--- Start of Extracted material ---

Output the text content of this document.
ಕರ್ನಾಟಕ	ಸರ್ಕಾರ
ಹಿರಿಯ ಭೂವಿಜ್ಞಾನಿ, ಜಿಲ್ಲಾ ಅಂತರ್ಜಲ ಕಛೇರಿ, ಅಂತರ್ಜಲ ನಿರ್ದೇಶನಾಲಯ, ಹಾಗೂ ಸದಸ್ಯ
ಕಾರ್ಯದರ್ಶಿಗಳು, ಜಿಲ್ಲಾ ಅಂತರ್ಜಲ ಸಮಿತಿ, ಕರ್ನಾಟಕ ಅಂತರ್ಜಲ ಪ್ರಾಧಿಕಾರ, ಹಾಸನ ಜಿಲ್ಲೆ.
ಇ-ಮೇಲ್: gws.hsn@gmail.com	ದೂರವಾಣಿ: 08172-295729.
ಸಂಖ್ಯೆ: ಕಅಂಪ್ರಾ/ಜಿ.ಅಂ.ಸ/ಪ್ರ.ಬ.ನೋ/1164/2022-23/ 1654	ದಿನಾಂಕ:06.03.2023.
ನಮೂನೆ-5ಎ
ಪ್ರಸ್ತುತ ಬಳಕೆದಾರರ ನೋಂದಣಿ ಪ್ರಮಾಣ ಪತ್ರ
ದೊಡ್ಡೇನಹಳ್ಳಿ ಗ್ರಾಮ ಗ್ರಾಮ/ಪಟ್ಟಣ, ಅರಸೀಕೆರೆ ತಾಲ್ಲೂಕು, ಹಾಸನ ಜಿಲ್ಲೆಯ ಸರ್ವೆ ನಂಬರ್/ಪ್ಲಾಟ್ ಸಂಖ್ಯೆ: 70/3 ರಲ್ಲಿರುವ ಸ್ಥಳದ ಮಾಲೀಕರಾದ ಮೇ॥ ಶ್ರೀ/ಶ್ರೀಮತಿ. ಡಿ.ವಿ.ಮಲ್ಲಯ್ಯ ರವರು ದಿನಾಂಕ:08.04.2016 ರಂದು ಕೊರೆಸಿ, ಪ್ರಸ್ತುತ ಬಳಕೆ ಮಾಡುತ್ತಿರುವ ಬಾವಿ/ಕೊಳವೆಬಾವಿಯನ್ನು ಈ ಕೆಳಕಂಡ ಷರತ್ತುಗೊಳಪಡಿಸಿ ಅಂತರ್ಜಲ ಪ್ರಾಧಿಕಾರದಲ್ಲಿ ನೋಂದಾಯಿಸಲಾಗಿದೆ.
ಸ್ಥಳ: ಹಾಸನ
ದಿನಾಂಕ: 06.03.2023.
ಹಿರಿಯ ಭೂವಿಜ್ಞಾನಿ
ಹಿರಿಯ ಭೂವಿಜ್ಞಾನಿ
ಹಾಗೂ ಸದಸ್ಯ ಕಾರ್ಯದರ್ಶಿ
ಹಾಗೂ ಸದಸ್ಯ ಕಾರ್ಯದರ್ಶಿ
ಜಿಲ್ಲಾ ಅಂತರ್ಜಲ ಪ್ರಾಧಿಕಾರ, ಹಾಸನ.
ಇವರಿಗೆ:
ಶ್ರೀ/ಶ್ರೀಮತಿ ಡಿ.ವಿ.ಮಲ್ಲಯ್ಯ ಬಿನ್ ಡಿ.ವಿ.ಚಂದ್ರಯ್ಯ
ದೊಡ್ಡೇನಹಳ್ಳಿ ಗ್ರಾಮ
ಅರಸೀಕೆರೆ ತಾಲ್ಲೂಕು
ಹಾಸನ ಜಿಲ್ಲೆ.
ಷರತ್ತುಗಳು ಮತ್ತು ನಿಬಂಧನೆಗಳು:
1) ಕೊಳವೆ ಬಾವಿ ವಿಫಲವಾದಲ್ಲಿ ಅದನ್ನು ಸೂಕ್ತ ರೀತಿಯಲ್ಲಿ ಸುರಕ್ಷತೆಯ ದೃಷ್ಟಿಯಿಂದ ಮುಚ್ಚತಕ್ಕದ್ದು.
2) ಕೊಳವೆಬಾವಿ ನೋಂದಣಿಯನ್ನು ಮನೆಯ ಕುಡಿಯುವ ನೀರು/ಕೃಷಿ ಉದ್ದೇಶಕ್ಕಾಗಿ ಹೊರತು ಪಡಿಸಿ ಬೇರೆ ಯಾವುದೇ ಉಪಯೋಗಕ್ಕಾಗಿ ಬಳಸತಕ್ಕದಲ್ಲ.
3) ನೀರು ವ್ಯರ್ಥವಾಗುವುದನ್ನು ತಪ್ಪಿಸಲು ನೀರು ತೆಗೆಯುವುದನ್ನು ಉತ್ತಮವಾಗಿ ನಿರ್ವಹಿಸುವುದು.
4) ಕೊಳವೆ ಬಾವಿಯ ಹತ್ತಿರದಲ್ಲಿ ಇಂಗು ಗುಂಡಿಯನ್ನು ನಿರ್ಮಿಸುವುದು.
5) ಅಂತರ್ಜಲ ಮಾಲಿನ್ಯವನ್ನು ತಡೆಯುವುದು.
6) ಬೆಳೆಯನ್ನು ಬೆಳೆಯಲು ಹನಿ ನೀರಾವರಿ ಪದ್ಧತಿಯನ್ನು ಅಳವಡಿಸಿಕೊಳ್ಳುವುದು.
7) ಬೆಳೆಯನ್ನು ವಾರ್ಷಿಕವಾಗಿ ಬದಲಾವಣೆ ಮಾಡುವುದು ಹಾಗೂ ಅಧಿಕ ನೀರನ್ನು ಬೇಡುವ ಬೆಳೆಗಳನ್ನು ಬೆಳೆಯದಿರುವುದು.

--- End of Extracted material ---
--- Start of Extracted material ---

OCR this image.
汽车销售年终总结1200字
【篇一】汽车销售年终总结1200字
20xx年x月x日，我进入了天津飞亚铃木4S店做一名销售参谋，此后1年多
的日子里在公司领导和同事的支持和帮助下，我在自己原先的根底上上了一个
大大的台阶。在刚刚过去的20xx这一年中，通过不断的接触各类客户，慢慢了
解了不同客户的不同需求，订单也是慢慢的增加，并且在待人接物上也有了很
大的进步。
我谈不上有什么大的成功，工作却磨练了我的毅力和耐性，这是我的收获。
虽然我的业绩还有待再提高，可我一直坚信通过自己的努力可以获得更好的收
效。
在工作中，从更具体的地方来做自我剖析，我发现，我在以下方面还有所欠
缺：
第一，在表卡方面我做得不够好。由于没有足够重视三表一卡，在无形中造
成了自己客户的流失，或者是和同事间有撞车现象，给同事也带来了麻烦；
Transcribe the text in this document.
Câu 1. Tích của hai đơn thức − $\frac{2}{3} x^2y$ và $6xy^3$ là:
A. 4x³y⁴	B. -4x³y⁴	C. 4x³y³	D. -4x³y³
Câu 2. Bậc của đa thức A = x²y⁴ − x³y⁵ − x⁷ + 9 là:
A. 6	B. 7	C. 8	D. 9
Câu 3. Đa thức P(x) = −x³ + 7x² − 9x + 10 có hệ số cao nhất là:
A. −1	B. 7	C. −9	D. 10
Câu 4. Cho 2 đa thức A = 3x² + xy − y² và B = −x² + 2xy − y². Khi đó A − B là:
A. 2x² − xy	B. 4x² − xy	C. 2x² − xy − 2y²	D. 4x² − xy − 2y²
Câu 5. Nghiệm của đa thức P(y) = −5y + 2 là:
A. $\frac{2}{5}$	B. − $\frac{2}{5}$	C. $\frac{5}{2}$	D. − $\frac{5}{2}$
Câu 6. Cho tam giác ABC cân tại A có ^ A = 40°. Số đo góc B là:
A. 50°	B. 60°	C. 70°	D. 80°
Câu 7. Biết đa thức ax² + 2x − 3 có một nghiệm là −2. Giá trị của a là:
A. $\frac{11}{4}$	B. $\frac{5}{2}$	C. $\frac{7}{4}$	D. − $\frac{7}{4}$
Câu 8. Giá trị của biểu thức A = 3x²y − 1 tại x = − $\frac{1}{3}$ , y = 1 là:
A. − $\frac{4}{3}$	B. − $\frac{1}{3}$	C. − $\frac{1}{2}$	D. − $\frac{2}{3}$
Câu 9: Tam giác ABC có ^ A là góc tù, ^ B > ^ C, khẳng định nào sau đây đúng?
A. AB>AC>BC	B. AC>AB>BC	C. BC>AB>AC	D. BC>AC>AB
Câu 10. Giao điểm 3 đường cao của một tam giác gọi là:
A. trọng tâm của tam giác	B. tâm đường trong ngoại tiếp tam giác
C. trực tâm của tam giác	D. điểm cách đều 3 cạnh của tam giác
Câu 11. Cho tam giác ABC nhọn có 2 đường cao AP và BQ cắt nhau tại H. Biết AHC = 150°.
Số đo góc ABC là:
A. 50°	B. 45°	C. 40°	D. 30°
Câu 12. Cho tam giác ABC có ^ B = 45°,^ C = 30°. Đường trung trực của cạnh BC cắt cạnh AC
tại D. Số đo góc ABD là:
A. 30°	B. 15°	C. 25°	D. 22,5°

--- End of Extracted material ---
--- Start of Extracted material ---

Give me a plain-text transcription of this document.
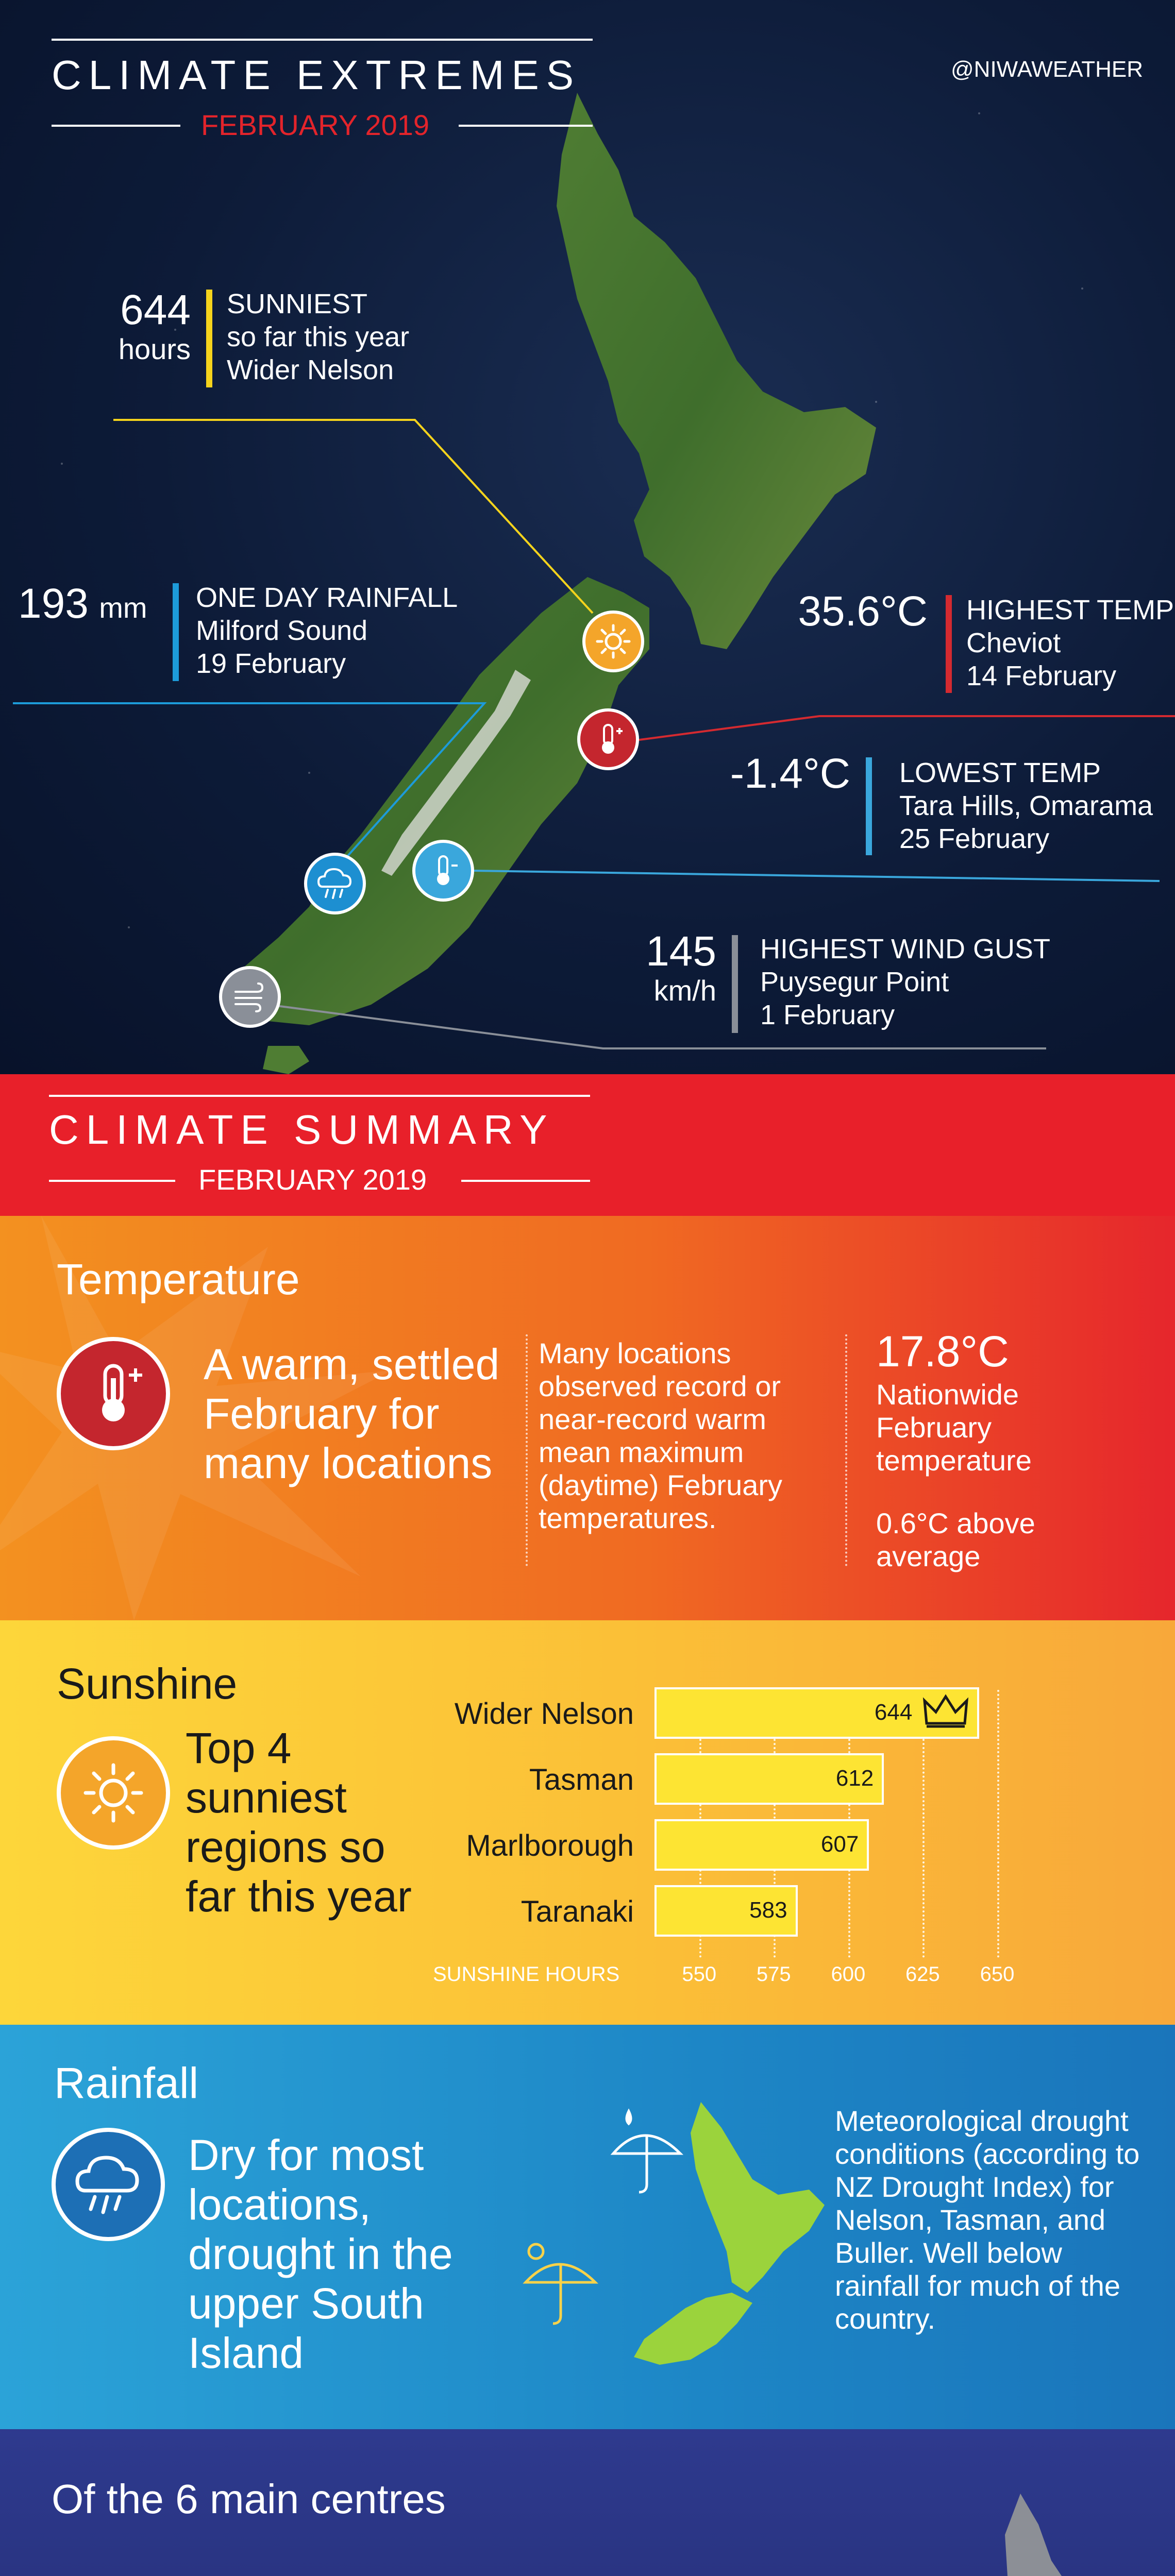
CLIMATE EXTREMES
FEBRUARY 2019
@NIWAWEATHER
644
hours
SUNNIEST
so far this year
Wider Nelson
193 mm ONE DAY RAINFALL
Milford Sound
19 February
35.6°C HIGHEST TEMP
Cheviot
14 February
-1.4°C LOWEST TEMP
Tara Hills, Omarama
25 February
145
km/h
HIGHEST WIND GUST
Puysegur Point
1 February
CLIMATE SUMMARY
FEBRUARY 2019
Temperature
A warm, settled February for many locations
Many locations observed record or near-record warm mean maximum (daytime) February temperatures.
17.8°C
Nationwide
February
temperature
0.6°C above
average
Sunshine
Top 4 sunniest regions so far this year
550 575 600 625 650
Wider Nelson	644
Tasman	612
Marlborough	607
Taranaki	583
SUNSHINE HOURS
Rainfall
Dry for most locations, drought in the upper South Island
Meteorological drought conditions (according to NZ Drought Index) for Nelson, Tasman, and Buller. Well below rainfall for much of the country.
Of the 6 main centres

--- End of Extracted material ---

From the data, list each line in which the string "Biết" appears.

Câu 7. Biết đa thức ax² + 2x − 3 có một nghiệm là −2. Giá trị của a là:
Câu 11. Cho tam giác ABC nhọn có 2 đường cao AP và BQ cắt nhau tại H. Biết AHC = 150°.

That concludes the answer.